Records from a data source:
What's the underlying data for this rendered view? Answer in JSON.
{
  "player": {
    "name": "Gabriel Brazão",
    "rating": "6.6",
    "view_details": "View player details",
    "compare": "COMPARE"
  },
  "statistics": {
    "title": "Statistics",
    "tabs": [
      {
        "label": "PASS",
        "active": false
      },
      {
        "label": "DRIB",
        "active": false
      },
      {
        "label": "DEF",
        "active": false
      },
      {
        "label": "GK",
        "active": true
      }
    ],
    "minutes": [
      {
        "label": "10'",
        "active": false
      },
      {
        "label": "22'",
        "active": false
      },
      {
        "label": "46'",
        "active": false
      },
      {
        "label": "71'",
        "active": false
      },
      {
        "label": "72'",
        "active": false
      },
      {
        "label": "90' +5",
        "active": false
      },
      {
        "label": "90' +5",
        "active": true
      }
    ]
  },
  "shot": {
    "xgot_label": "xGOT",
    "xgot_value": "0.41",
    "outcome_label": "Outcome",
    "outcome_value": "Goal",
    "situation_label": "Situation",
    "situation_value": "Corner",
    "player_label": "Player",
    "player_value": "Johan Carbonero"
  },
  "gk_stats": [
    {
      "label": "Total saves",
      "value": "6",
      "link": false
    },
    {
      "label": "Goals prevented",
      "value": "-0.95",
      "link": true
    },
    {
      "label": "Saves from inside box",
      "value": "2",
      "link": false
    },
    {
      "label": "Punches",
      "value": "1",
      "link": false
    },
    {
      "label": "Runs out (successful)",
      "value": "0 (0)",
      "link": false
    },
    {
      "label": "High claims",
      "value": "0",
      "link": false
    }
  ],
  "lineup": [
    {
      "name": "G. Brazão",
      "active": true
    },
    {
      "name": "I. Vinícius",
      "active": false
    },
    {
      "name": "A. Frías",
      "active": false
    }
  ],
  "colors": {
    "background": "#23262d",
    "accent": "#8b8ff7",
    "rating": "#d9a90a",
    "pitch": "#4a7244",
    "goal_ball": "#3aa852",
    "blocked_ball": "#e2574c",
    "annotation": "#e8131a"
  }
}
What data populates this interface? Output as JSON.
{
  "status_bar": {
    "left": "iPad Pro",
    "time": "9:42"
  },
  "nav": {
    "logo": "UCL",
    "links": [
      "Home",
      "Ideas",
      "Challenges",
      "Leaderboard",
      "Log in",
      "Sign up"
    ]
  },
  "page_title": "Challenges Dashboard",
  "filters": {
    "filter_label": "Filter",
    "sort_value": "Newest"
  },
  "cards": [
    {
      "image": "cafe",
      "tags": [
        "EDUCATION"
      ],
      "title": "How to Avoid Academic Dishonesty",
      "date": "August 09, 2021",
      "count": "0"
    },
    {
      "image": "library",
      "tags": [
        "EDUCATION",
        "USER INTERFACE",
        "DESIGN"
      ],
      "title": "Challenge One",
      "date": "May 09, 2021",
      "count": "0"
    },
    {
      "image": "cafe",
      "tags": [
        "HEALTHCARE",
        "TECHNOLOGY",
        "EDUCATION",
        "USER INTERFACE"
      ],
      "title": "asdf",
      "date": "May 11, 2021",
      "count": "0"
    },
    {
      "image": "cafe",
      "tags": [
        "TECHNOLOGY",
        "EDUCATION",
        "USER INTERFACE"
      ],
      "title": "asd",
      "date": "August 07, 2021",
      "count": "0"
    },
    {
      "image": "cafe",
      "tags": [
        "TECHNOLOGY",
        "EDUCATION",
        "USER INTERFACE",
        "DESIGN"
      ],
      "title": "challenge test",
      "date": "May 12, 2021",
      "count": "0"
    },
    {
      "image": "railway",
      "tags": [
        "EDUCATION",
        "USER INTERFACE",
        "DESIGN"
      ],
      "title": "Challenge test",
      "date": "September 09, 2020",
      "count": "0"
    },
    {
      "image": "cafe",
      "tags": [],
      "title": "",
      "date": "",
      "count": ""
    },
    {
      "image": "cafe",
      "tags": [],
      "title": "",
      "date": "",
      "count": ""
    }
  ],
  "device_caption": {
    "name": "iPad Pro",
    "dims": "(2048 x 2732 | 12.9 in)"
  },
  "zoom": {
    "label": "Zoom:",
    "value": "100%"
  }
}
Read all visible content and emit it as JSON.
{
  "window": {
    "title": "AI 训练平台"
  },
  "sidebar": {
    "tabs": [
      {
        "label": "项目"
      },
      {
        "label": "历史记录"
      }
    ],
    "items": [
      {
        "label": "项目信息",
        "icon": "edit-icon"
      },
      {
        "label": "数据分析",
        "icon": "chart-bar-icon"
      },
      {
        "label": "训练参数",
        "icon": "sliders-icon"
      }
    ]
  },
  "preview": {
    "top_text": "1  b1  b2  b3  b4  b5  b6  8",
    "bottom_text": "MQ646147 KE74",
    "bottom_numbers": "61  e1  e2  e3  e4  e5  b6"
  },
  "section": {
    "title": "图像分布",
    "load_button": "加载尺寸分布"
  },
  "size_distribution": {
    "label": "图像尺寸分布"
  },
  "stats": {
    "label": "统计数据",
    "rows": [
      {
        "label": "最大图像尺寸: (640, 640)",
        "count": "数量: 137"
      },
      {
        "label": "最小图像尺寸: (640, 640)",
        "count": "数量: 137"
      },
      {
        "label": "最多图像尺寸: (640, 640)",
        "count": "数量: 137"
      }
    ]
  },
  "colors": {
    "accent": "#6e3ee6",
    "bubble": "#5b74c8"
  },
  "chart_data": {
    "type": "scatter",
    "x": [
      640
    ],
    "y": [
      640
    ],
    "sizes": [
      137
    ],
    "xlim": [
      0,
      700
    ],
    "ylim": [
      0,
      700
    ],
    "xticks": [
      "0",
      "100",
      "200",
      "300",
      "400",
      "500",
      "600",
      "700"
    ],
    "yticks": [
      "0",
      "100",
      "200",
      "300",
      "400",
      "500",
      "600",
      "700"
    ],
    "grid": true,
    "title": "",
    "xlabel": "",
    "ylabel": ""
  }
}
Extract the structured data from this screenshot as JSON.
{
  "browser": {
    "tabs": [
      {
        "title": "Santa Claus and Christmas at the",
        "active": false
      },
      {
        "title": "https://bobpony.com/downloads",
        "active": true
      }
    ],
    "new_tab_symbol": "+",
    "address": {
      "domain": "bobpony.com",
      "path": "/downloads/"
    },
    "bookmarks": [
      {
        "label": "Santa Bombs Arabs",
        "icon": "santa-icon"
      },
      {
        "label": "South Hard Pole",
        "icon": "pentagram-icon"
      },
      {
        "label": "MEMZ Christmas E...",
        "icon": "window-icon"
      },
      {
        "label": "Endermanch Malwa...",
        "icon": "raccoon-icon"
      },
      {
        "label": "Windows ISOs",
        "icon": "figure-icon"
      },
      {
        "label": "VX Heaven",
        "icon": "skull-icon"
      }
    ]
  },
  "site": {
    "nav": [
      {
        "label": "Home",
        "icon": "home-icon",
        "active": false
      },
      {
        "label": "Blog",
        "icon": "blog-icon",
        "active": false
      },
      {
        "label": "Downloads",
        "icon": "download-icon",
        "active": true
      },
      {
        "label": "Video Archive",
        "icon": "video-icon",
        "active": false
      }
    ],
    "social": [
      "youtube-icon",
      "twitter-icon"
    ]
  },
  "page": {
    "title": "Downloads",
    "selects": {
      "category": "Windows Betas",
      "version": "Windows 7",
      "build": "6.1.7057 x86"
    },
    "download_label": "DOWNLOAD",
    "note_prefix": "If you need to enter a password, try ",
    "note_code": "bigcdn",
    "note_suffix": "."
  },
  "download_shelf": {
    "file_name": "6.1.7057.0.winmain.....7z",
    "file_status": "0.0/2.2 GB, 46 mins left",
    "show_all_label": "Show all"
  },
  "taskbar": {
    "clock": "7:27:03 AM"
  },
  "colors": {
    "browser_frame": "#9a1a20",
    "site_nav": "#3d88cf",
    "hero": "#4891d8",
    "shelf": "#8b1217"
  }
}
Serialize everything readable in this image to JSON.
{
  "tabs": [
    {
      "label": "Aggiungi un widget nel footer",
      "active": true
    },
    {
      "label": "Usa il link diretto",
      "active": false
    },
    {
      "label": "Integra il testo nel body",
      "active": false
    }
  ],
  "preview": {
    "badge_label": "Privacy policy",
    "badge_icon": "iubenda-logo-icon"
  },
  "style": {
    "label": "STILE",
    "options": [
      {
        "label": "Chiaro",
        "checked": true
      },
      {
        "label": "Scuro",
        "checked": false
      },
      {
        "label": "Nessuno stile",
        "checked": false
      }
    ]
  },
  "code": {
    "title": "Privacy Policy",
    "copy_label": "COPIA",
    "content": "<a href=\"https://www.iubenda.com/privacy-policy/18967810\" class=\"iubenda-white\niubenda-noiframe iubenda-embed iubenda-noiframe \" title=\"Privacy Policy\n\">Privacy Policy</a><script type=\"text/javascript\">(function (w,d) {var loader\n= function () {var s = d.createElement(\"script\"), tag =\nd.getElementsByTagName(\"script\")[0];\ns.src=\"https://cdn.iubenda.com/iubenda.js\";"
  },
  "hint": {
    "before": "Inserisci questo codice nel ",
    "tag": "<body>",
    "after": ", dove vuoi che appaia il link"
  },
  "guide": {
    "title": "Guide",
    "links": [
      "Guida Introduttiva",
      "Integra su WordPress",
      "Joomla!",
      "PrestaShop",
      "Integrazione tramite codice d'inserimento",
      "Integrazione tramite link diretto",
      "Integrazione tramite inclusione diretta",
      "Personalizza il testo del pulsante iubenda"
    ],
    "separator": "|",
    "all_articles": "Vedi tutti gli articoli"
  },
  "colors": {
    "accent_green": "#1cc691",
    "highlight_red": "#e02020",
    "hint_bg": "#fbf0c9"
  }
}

DIRECTIONS FOR THIS TASK —
Scan the data above; copy every line where "iubenda" appears.

EXERCISE RESULT —
    "badge_icon": "iubenda-logo-icon"
    "content": "<a href=\"https://www.iubenda.com/privacy-policy/18967810\" class=\"iubenda-white\niubenda-noiframe iubenda-embed iubenda-noiframe \" title=\"Privacy Policy\n\">Privacy Policy</a><script type=\"text/javascript\">(function (w,d) {var loader\n= function () {var s = d.createElement(\"script\"), tag =\nd.getElementsByTagName(\"script\")[0];\ns.src=\"https://cdn.iubenda.com/iubenda.js\";"
      "Personalizza il testo del pulsante iubenda"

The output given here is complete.